• _WORK TO COMPLETE_: In full and without deviation, write out the entries that follow.

++++ DATASET ROWS ++++

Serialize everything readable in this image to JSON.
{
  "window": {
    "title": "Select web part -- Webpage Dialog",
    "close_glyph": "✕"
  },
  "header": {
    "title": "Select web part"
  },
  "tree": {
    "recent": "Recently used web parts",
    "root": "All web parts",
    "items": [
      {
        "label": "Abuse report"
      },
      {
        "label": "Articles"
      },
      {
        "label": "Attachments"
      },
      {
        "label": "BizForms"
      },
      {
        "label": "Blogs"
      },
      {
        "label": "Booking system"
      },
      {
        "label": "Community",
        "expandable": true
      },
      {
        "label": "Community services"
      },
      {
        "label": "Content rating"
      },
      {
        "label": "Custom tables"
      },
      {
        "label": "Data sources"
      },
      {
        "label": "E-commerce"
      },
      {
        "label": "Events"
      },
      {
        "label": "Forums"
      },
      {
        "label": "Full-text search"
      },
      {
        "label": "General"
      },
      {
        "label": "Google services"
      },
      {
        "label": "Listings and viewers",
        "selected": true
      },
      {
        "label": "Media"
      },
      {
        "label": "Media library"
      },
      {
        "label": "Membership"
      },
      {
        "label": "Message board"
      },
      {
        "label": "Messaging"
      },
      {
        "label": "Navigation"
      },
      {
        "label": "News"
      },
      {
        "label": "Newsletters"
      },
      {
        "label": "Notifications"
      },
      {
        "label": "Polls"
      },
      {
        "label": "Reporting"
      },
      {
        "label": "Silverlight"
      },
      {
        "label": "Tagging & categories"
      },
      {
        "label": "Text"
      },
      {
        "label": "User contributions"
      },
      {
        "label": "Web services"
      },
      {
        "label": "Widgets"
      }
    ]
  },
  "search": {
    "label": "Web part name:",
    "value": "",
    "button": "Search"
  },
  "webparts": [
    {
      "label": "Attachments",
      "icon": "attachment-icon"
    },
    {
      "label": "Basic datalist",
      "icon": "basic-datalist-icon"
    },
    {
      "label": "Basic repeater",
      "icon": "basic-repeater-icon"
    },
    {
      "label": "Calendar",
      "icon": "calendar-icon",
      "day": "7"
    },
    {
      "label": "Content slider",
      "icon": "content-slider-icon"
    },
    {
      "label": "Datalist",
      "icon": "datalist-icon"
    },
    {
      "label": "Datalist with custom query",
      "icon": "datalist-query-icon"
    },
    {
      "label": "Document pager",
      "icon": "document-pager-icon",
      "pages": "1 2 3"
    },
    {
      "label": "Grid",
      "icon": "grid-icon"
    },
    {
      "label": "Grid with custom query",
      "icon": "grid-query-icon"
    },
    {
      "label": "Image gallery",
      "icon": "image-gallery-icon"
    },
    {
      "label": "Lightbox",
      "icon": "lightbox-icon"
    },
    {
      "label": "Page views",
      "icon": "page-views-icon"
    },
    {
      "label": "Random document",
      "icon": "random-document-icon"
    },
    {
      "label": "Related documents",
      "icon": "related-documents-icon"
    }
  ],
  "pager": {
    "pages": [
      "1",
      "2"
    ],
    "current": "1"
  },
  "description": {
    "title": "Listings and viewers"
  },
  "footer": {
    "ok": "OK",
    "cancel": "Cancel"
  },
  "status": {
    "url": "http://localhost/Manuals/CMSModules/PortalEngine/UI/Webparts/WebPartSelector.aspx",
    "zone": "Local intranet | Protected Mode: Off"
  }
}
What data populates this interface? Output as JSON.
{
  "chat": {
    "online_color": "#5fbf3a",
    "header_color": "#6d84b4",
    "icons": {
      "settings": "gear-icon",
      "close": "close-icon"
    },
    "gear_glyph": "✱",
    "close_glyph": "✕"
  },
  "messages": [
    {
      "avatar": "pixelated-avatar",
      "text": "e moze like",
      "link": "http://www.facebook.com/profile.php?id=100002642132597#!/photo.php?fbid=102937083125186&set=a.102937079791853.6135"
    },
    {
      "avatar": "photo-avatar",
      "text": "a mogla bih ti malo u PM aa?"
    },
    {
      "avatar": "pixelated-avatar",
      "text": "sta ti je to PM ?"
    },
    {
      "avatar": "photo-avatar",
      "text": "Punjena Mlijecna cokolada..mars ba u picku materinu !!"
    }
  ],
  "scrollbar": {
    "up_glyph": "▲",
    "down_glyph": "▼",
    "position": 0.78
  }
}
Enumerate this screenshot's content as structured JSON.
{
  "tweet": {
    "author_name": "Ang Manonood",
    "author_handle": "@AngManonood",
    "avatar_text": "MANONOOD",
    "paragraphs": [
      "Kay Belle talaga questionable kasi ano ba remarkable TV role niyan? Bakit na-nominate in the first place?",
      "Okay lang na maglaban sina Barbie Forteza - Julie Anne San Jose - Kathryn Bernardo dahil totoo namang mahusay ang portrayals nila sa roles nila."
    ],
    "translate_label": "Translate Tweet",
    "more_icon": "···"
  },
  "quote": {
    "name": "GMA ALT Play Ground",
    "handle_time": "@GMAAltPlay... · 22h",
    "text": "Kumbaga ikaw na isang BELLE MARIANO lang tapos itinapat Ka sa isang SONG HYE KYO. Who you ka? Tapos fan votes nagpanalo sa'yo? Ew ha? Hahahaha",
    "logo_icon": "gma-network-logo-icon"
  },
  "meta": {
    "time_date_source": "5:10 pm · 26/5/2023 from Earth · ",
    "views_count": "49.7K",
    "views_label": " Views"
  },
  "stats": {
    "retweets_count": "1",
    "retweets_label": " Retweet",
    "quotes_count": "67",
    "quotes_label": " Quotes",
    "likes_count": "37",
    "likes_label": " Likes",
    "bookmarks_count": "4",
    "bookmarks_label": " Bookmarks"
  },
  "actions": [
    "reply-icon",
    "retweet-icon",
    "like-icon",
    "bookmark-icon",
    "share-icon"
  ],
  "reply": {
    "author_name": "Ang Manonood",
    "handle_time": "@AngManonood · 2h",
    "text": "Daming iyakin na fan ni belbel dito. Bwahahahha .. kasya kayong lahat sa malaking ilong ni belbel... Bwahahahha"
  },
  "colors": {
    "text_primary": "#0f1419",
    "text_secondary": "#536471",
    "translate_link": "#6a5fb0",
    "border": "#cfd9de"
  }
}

++++

• _SOLUTION FOR THIS PROBLEM_:
Serialize everything readable in this image to JSON.
{
  "window": {
    "title": "Select web part -- Webpage Dialog",
    "close_glyph": "✕"
  },
  "header": {
    "title": "Select web part"
  },
  "tree": {
    "recent": "Recently used web parts",
    "root": "All web parts",
    "items": [
      {
        "label": "Abuse report"
      },
      {
        "label": "Articles"
      },
      {
        "label": "Attachments"
      },
      {
        "label": "BizForms"
      },
      {
        "label": "Blogs"
      },
      {
        "label": "Booking system"
      },
      {
        "label": "Community",
        "expandable": true
      },
      {
        "label": "Community services"
      },
      {
        "label": "Content rating"
      },
      {
        "label": "Custom tables"
      },
      {
        "label": "Data sources"
      },
      {
        "label": "E-commerce"
      },
      {
        "label": "Events"
      },
      {
        "label": "Forums"
      },
      {
        "label": "Full-text search"
      },
      {
        "label": "General"
      },
      {
        "label": "Google services"
      },
      {
        "label": "Listings and viewers",
        "selected": true
      },
      {
        "label": "Media"
      },
      {
        "label": "Media library"
      },
      {
        "label": "Membership"
      },
      {
        "label": "Message board"
      },
      {
        "label": "Messaging"
      },
      {
        "label": "Navigation"
      },
      {
        "label": "News"
      },
      {
        "label": "Newsletters"
      },
      {
        "label": "Notifications"
      },
      {
        "label": "Polls"
      },
      {
        "label": "Reporting"
      },
      {
        "label": "Silverlight"
      },
      {
        "label": "Tagging & categories"
      },
      {
        "label": "Text"
      },
      {
        "label": "User contributions"
      },
      {
        "label": "Web services"
      },
      {
        "label": "Widgets"
      }
    ]
  },
  "search": {
    "label": "Web part name:",
    "value": "",
    "button": "Search"
  },
  "webparts": [
    {
      "label": "Attachments",
      "icon": "attachment-icon"
    },
    {
      "label": "Basic datalist",
      "icon": "basic-datalist-icon"
    },
    {
      "label": "Basic repeater",
      "icon": "basic-repeater-icon"
    },
    {
      "label": "Calendar",
      "icon": "calendar-icon",
      "day": "7"
    },
    {
      "label": "Content slider",
      "icon": "content-slider-icon"
    },
    {
      "label": "Datalist",
      "icon": "datalist-icon"
    },
    {
      "label": "Datalist with custom query",
      "icon": "datalist-query-icon"
    },
    {
      "label": "Document pager",
      "icon": "document-pager-icon",
      "pages": "1 2 3"
    },
    {
      "label": "Grid",
      "icon": "grid-icon"
    },
    {
      "label": "Grid with custom query",
      "icon": "grid-query-icon"
    },
    {
      "label": "Image gallery",
      "icon": "image-gallery-icon"
    },
    {
      "label": "Lightbox",
      "icon": "lightbox-icon"
    },
    {
      "label": "Page views",
      "icon": "page-views-icon"
    },
    {
      "label": "Random document",
      "icon": "random-document-icon"
    },
    {
      "label": "Related documents",
      "icon": "related-documents-icon"
    }
  ],
  "pager": {
    "pages": [
      "1",
      "2"
    ],
    "current": "1"
  },
  "description": {
    "title": "Listings and viewers"
  },
  "footer": {
    "ok": "OK",
    "cancel": "Cancel"
  },
  "status": {
    "url": "http://localhost/Manuals/CMSModules/PortalEngine/UI/Webparts/WebPartSelector.aspx",
    "zone": "Local intranet | Protected Mode: Off"
  }
}
What data populates this interface? Output as JSON.
{
  "chat": {
    "online_color": "#5fbf3a",
    "header_color": "#6d84b4",
    "icons": {
      "settings": "gear-icon",
      "close": "close-icon"
    },
    "gear_glyph": "✱",
    "close_glyph": "✕"
  },
  "messages": [
    {
      "avatar": "pixelated-avatar",
      "text": "e moze like",
      "link": "http://www.facebook.com/profile.php?id=100002642132597#!/photo.php?fbid=102937083125186&set=a.102937079791853.6135"
    },
    {
      "avatar": "photo-avatar",
      "text": "a mogla bih ti malo u PM aa?"
    },
    {
      "avatar": "pixelated-avatar",
      "text": "sta ti je to PM ?"
    },
    {
      "avatar": "photo-avatar",
      "text": "Punjena Mlijecna cokolada..mars ba u picku materinu !!"
    }
  ],
  "scrollbar": {
    "up_glyph": "▲",
    "down_glyph": "▼",
    "position": 0.78
  }
}
Enumerate this screenshot's content as structured JSON.
{
  "tweet": {
    "author_name": "Ang Manonood",
    "author_handle": "@AngManonood",
    "avatar_text": "MANONOOD",
    "paragraphs": [
      "Kay Belle talaga questionable kasi ano ba remarkable TV role niyan? Bakit na-nominate in the first place?",
      "Okay lang na maglaban sina Barbie Forteza - Julie Anne San Jose - Kathryn Bernardo dahil totoo namang mahusay ang portrayals nila sa roles nila."
    ],
    "translate_label": "Translate Tweet",
    "more_icon": "···"
  },
  "quote": {
    "name": "GMA ALT Play Ground",
    "handle_time": "@GMAAltPlay... · 22h",
    "text": "Kumbaga ikaw na isang BELLE MARIANO lang tapos itinapat Ka sa isang SONG HYE KYO. Who you ka? Tapos fan votes nagpanalo sa'yo? Ew ha? Hahahaha",
    "logo_icon": "gma-network-logo-icon"
  },
  "meta": {
    "time_date_source": "5:10 pm · 26/5/2023 from Earth · ",
    "views_count": "49.7K",
    "views_label": " Views"
  },
  "stats": {
    "retweets_count": "1",
    "retweets_label": " Retweet",
    "quotes_count": "67",
    "quotes_label": " Quotes",
    "likes_count": "37",
    "likes_label": " Likes",
    "bookmarks_count": "4",
    "bookmarks_label": " Bookmarks"
  },
  "actions": [
    "reply-icon",
    "retweet-icon",
    "like-icon",
    "bookmark-icon",
    "share-icon"
  ],
  "reply": {
    "author_name": "Ang Manonood",
    "handle_time": "@AngManonood · 2h",
    "text": "Daming iyakin na fan ni belbel dito. Bwahahahha .. kasya kayong lahat sa malaking ilong ni belbel... Bwahahahha"
  },
  "colors": {
    "text_primary": "#0f1419",
    "text_secondary": "#536471",
    "translate_link": "#6a5fb0",
    "border": "#cfd9de"
  }
}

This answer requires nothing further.